• [What to do]:
Copy the records below exactly, leaving out every picture.
----- Given entries
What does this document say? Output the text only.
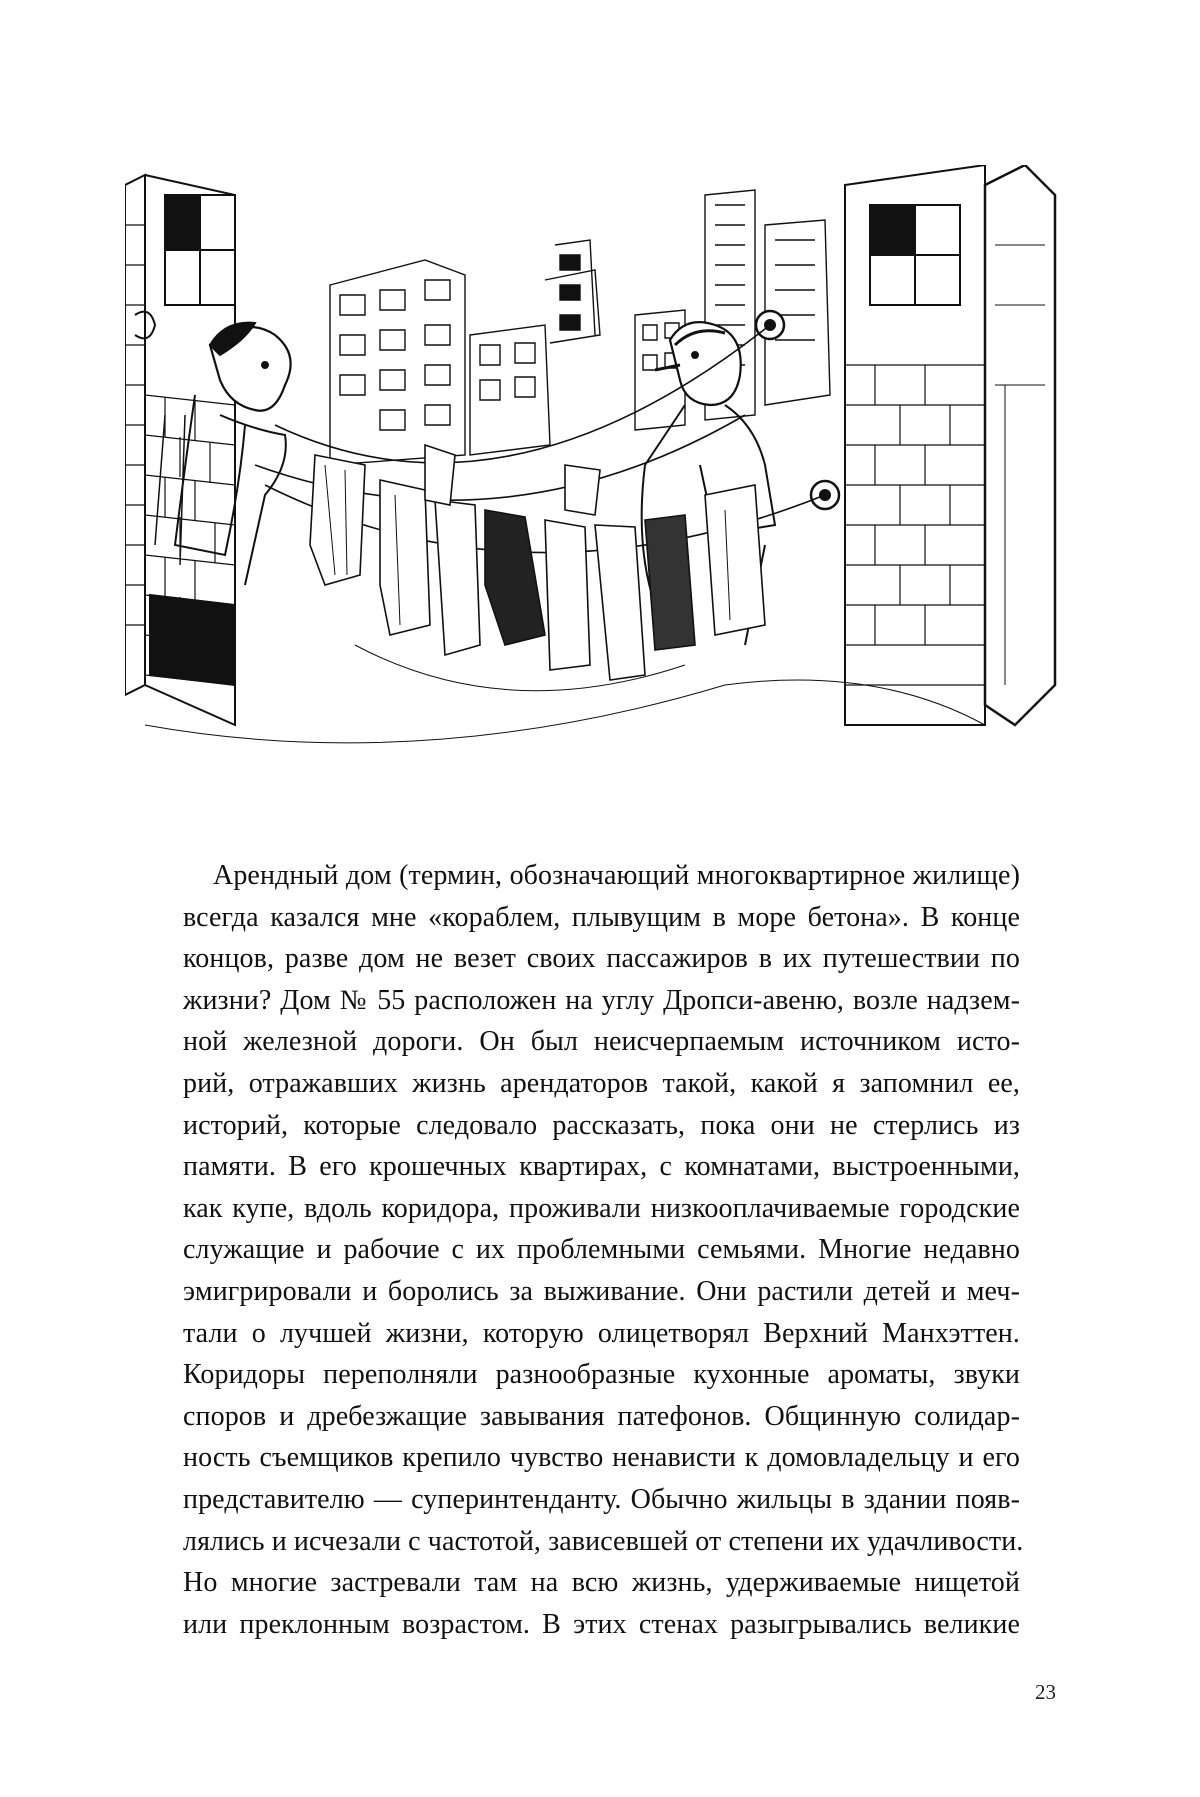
Арендный дом (термин, обозначающий многоквартирное жилище)
всегда казался мне «кораблем, плывущим в море бетона». В конце
концов, разве дом не везет своих пассажиров в их путешествии по
жизни? Дом № 55 расположен на углу Дропси-авеню, возле надзем-
ной железной дороги. Он был неисчерпаемым источником исто-
рий, отражавших жизнь арендаторов такой, какой я запомнил ее,
историй, которые следовало рассказать, пока они не стерлись из
памяти. В его крошечных квартирах, с комнатами, выстроенными,
как купе, вдоль коридора, проживали низкооплачиваемые городские
служащие и рабочие с их проблемными семьями. Многие недавно
эмигрировали и боролись за выживание. Они растили детей и меч-
тали о лучшей жизни, которую олицетворял Верхний Манхэттен.
Коридоры переполняли разнообразные кухонные ароматы, звуки
споров и дребезжащие завывания патефонов. Общинную солидар-
ность съемщиков крепило чувство ненависти к домовладельцу и его
представителю — суперинтенданту. Обычно жильцы в здании появ-
лялись и исчезали с частотой, зависевшей от степени их удачливости.
Но многие застревали там на всю жизнь, удерживаемые нищетой
или преклонным возрастом. В этих стенах разыгрывались великие
23
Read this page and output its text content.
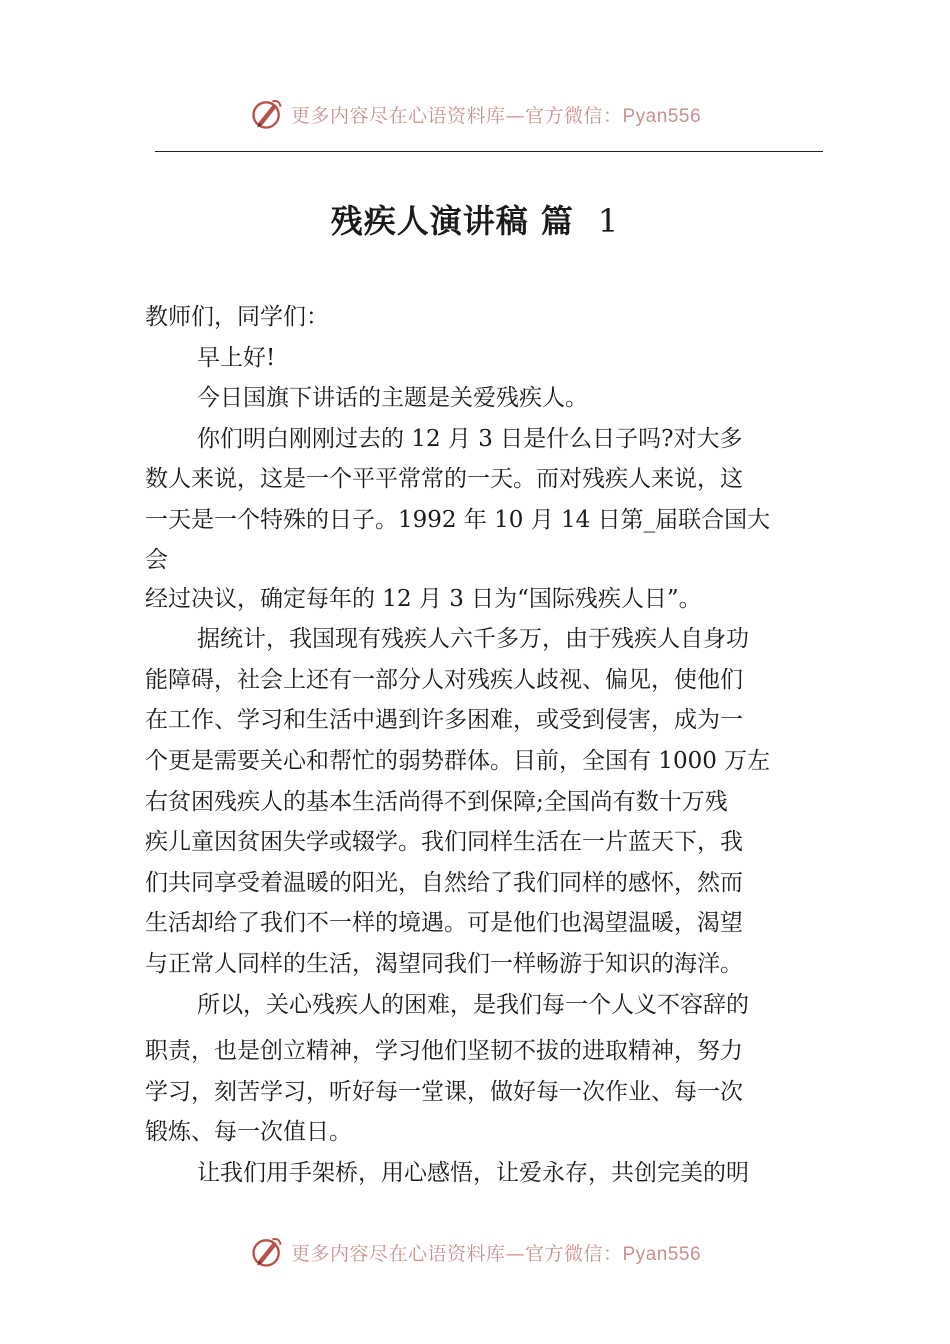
更多内容尽在心语资料库—官方微信：Pyan556
残疾人演讲稿 篇 1
教师们，同学们：
早上好!
今日国旗下讲话的主题是关爱残疾人。
你们明白刚刚过去的 12 月 3 日是什么日子吗?对大多
数人来说，这是一个平平常常的一天。而对残疾人来说，这
一天是一个特殊的日子。1992 年 10 月 14 日第_届联合国大
会
经过决议，确定每年的 12 月 3 日为“国际残疾人日”。
据统计，我国现有残疾人六千多万，由于残疾人自身功
能障碍，社会上还有一部分人对残疾人歧视、偏见，使他们
在工作、学习和生活中遇到许多困难，或受到侵害，成为一
个更是需要关心和帮忙的弱势群体。目前，全国有 1000 万左
右贫困残疾人的基本生活尚得不到保障;全国尚有数十万残
疾儿童因贫困失学或辍学。我们同样生活在一片蓝天下，我
们共同享受着温暖的阳光，自然给了我们同样的感怀，然而
生活却给了我们不一样的境遇。可是他们也渴望温暖，渴望
与正常人同样的生活，渴望同我们一样畅游于知识的海洋。
所以，关心残疾人的困难，是我们每一个人义不容辞的
职责，也是创立精神，学习他们坚韧不拔的进取精神，努力
学习，刻苦学习，听好每一堂课，做好每一次作业、每一次
锻炼、每一次值日。
让我们用手架桥，用心感悟，让爱永存，共创完美的明
更多内容尽在心语资料库—官方微信：Pyan556
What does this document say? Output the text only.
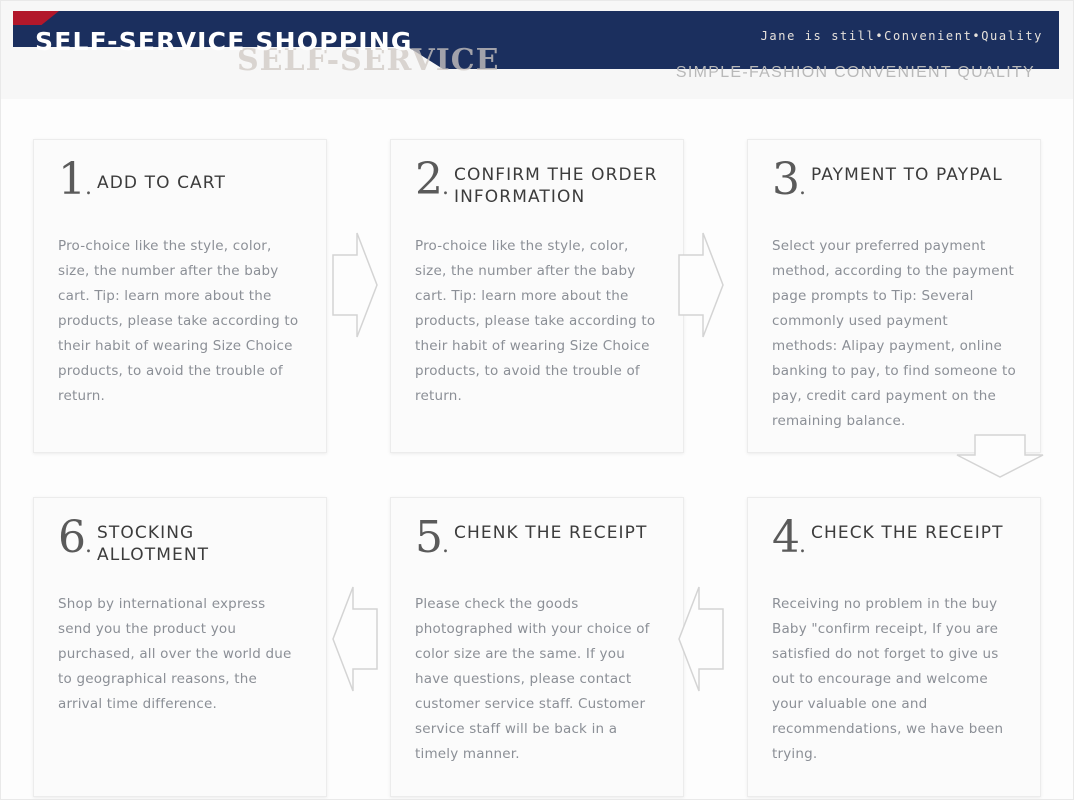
SELF-SERVICE
SELF-SERVICE SHOPPING	Jane is still•Convenient•Quality
SIMPLE-FASHION CONVENIENT QUALITY
1. ADD TO CART
Pro-choice like the style, color, size, the number after the baby cart. Tip: learn more about the products, please take according to their habit of wearing Size Choice products, to avoid the trouble of return.
2. CONFIRM THE ORDER INFORMATION
Pro-choice like the style, color, size, the number after the baby cart. Tip: learn more about the products, please take according to their habit of wearing Size Choice products, to avoid the trouble of return.
3. PAYMENT TO PAYPAL
Select your preferred payment method, according to the payment page prompts to Tip: Several commonly used payment methods: Alipay payment, online banking to pay, to find someone to pay, credit card payment on the remaining balance.
6. STOCKING ALLOTMENT
Shop by international express send you the product you purchased, all over the world due to geographical reasons, the arrival time difference.
5. CHENK THE RECEIPT
Please check the goods photographed with your choice of color size are the same. If you have questions, please contact customer service staff. Customer service staff will be back in a timely manner.
4. CHECK THE RECEIPT
Receiving no problem in the buy Baby "confirm receipt, If you are satisfied do not forget to give us out to encourage and welcome your valuable one and recommendations, we have been trying.
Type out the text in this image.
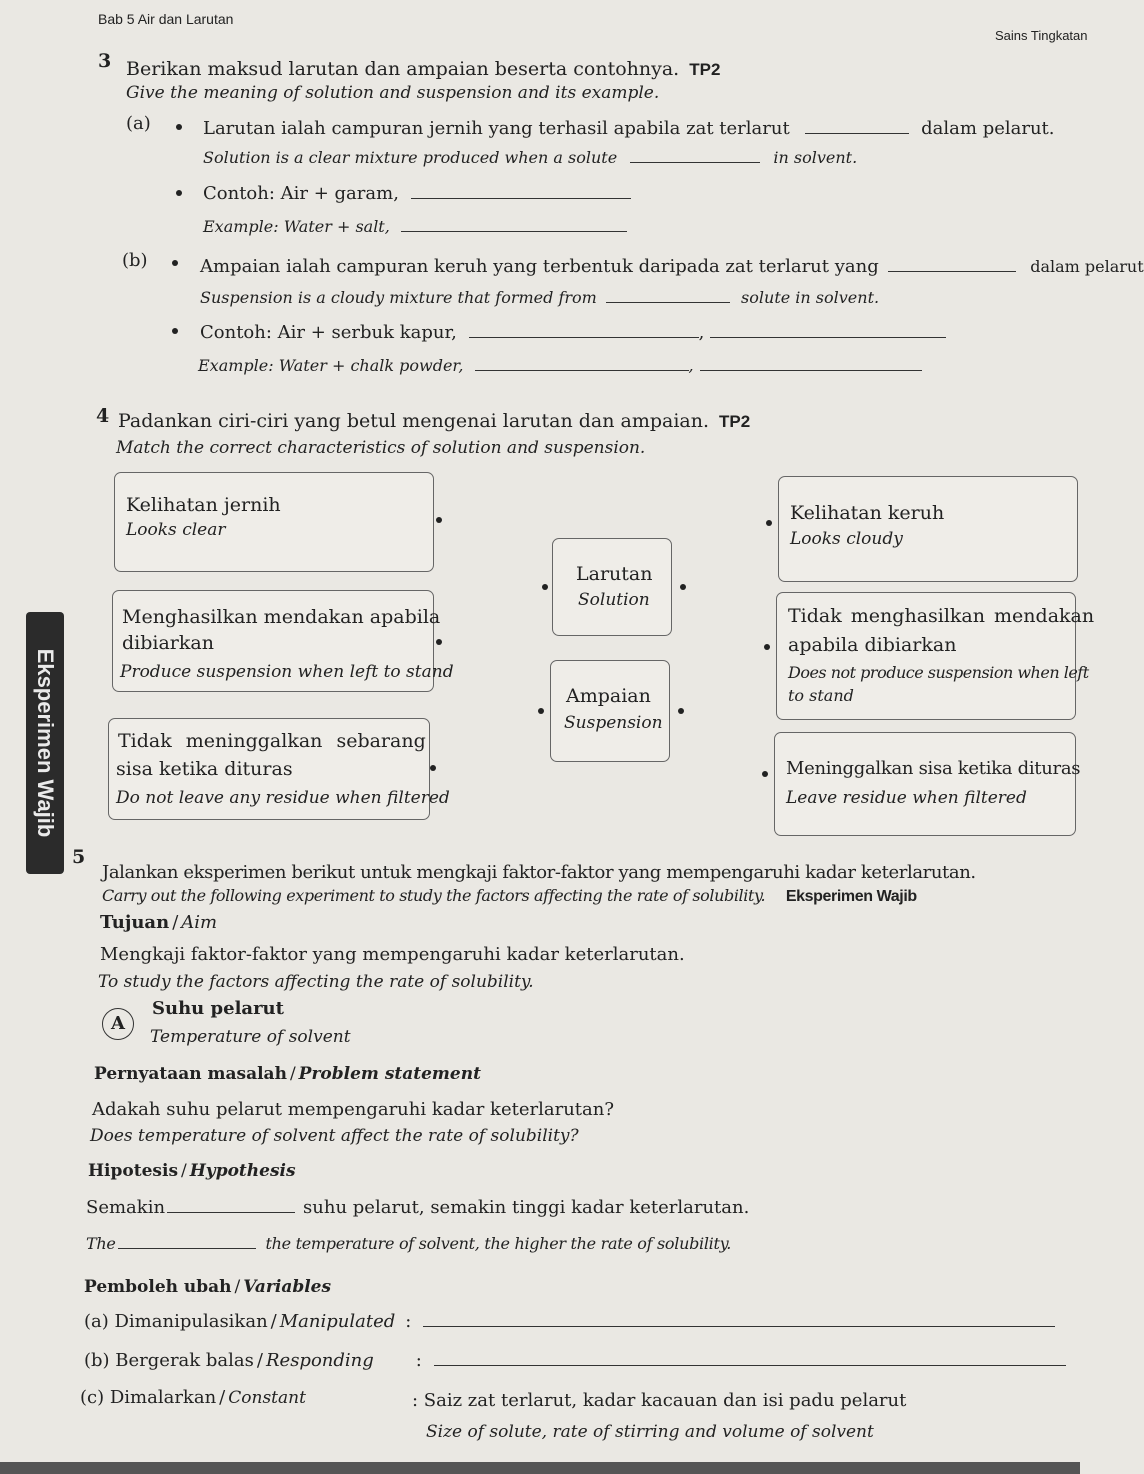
Bab 5 Air dan Larutan
Sains Tingkatan
3 Berikan maksud larutan dan ampaian beserta contohnya. TP2
Give the meaning of solution and suspension and its example.
(a)	Larutan ialah campuran jernih yang terhasil apabila zat terlarut	dalam pelarut.
Solution is a clear mixture produced when a solute	in solvent.
Contoh: Air + garam,
Example: Water + salt,
(b)	Ampaian ialah campuran keruh yang terbentuk daripada zat terlarut yang	dalam pelarut
Suspension is a cloudy mixture that formed from	solute in solvent.
Contoh: Air + serbuk kapur,	,
Example: Water + chalk powder,	,
4 Padankan ciri-ciri yang betul mengenai larutan dan ampaian. TP2
Match the correct characteristics of solution and suspension.
Kelihatan jernih
Looks clear
Menghasilkan mendakan apabila
dibiarkan
Produce suspension when left to stand
Tidak meninggalkan sebarang
sisa ketika dituras
Do not leave any residue when filtered
Larutan
Solution
Ampaian
Suspension
Kelihatan keruh
Looks cloudy
Tidak menghasilkan mendakan
apabila dibiarkan
Does not produce suspension when left
to stand
Meninggalkan sisa ketika dituras
Leave residue when filtered
Eksperimen Wajib
5
Jalankan eksperimen berikut untuk mengkaji faktor-faktor yang mempengaruhi kadar keterlarutan.
Carry out the following experiment to study the factors affecting the rate of solubility. Eksperimen Wajib
Tujuan / Aim
Mengkaji faktor-faktor yang mempengaruhi kadar keterlarutan.
To study the factors affecting the rate of solubility.
A
Suhu pelarut
Temperature of solvent
Pernyataan masalah / Problem statement
Adakah suhu pelarut mempengaruhi kadar keterlarutan?
Does temperature of solvent affect the rate of solubility?
Hipotesis / Hypothesis
Semakin	suhu pelarut, semakin tinggi kadar keterlarutan.
The	the temperature of solvent, the higher the rate of solubility.
Pemboleh ubah / Variables
(a) Dimanipulasikan / Manipulated :
(b) Bergerak balas / Responding :
(c) Dimalarkan / Constant	: Saiz zat terlarut, kadar kacauan dan isi padu pelarut
Size of solute, rate of stirring and volume of solvent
----------
• [Task result]:
What does this document say? Output the text only.
Арендный дом (термин, обозначающий многоквартирное жилище)
всегда казался мне «кораблем, плывущим в море бетона». В конце
концов, разве дом не везет своих пассажиров в их путешествии по
жизни? Дом № 55 расположен на углу Дропси-авеню, возле надзем-
ной железной дороги. Он был неисчерпаемым источником исто-
рий, отражавших жизнь арендаторов такой, какой я запомнил ее,
историй, которые следовало рассказать, пока они не стерлись из
памяти. В его крошечных квартирах, с комнатами, выстроенными,
как купе, вдоль коридора, проживали низкооплачиваемые городские
служащие и рабочие с их проблемными семьями. Многие недавно
эмигрировали и боролись за выживание. Они растили детей и меч-
тали о лучшей жизни, которую олицетворял Верхний Манхэттен.
Коридоры переполняли разнообразные кухонные ароматы, звуки
споров и дребезжащие завывания патефонов. Общинную солидар-
ность съемщиков крепило чувство ненависти к домовладельцу и его
представителю — суперинтенданту. Обычно жильцы в здании появ-
лялись и исчезали с частотой, зависевшей от степени их удачливости.
Но многие застревали там на всю жизнь, удерживаемые нищетой
или преклонным возрастом. В этих стенах разыгрывались великие
23
Read this page and output its text content.
更多内容尽在心语资料库—官方微信：Pyan556
残疾人演讲稿 篇 1
教师们，同学们：
早上好!
今日国旗下讲话的主题是关爱残疾人。
你们明白刚刚过去的 12 月 3 日是什么日子吗?对大多
数人来说，这是一个平平常常的一天。而对残疾人来说，这
一天是一个特殊的日子。1992 年 10 月 14 日第_届联合国大
会
经过决议，确定每年的 12 月 3 日为“国际残疾人日”。
据统计，我国现有残疾人六千多万，由于残疾人自身功
能障碍，社会上还有一部分人对残疾人歧视、偏见，使他们
在工作、学习和生活中遇到许多困难，或受到侵害，成为一
个更是需要关心和帮忙的弱势群体。目前，全国有 1000 万左
右贫困残疾人的基本生活尚得不到保障;全国尚有数十万残
疾儿童因贫困失学或辍学。我们同样生活在一片蓝天下，我
们共同享受着温暖的阳光，自然给了我们同样的感怀，然而
生活却给了我们不一样的境遇。可是他们也渴望温暖，渴望
与正常人同样的生活，渴望同我们一样畅游于知识的海洋。
所以，关心残疾人的困难，是我们每一个人义不容辞的
职责，也是创立精神，学习他们坚韧不拔的进取精神，努力
学习，刻苦学习，听好每一堂课，做好每一次作业、每一次
锻炼、每一次值日。
让我们用手架桥，用心感悟，让爱永存，共创完美的明
更多内容尽在心语资料库—官方微信：Pyan556
What does this document say? Output the text only.
SELF-SERVICE
SELF-SERVICE SHOPPING	Jane is still•Convenient•Quality
SIMPLE-FASHION CONVENIENT QUALITY
1. ADD TO CART
Pro-choice like the style, color, size, the number after the baby cart. Tip: learn more about the products, please take according to their habit of wearing Size Choice products, to avoid the trouble of return.
2. CONFIRM THE ORDER INFORMATION
Pro-choice like the style, color, size, the number after the baby cart. Tip: learn more about the products, please take according to their habit of wearing Size Choice products, to avoid the trouble of return.
3. PAYMENT TO PAYPAL
Select your preferred payment method, according to the payment page prompts to Tip: Several commonly used payment methods: Alipay payment, online banking to pay, to find someone to pay, credit card payment on the remaining balance.
6. STOCKING ALLOTMENT
Shop by international express send you the product you purchased, all over the world due to geographical reasons, the arrival time difference.
5. CHENK THE RECEIPT
Please check the goods photographed with your choice of color size are the same. If you have questions, please contact customer service staff. Customer service staff will be back in a timely manner.
4. CHECK THE RECEIPT
Receiving no problem in the buy Baby "confirm receipt, If you are satisfied do not forget to give us out to encourage and welcome your valuable one and recommendations, we have been trying.
Type out the text in this image.
Bab 5 Air dan Larutan
Sains Tingkatan
3 Berikan maksud larutan dan ampaian beserta contohnya. TP2
Give the meaning of solution and suspension and its example.
(a)	Larutan ialah campuran jernih yang terhasil apabila zat terlarut	dalam pelarut.
Solution is a clear mixture produced when a solute	in solvent.
Contoh: Air + garam,
Example: Water + salt,
(b)	Ampaian ialah campuran keruh yang terbentuk daripada zat terlarut yang	dalam pelarut
Suspension is a cloudy mixture that formed from	solute in solvent.
Contoh: Air + serbuk kapur,	,
Example: Water + chalk powder,	,
4 Padankan ciri-ciri yang betul mengenai larutan dan ampaian. TP2
Match the correct characteristics of solution and suspension.
Kelihatan jernih
Looks clear
Menghasilkan mendakan apabila
dibiarkan
Produce suspension when left to stand
Tidak meninggalkan sebarang
sisa ketika dituras
Do not leave any residue when filtered
Larutan
Solution
Ampaian
Suspension
Kelihatan keruh
Looks cloudy
Tidak menghasilkan mendakan
apabila dibiarkan
Does not produce suspension when left
to stand
Meninggalkan sisa ketika dituras
Leave residue when filtered
Eksperimen Wajib
5
Jalankan eksperimen berikut untuk mengkaji faktor-faktor yang mempengaruhi kadar keterlarutan.
Carry out the following experiment to study the factors affecting the rate of solubility. Eksperimen Wajib
Tujuan / Aim
Mengkaji faktor-faktor yang mempengaruhi kadar keterlarutan.
To study the factors affecting the rate of solubility.
A
Suhu pelarut
Temperature of solvent
Pernyataan masalah / Problem statement
Adakah suhu pelarut mempengaruhi kadar keterlarutan?
Does temperature of solvent affect the rate of solubility?
Hipotesis / Hypothesis
Semakin	suhu pelarut, semakin tinggi kadar keterlarutan.
The	the temperature of solvent, the higher the rate of solubility.
Pemboleh ubah / Variables
(a) Dimanipulasikan / Manipulated :
(b) Bergerak balas / Responding :
(c) Dimalarkan / Constant	: Saiz zat terlarut, kadar kacauan dan isi padu pelarut
Size of solute, rate of stirring and volume of solvent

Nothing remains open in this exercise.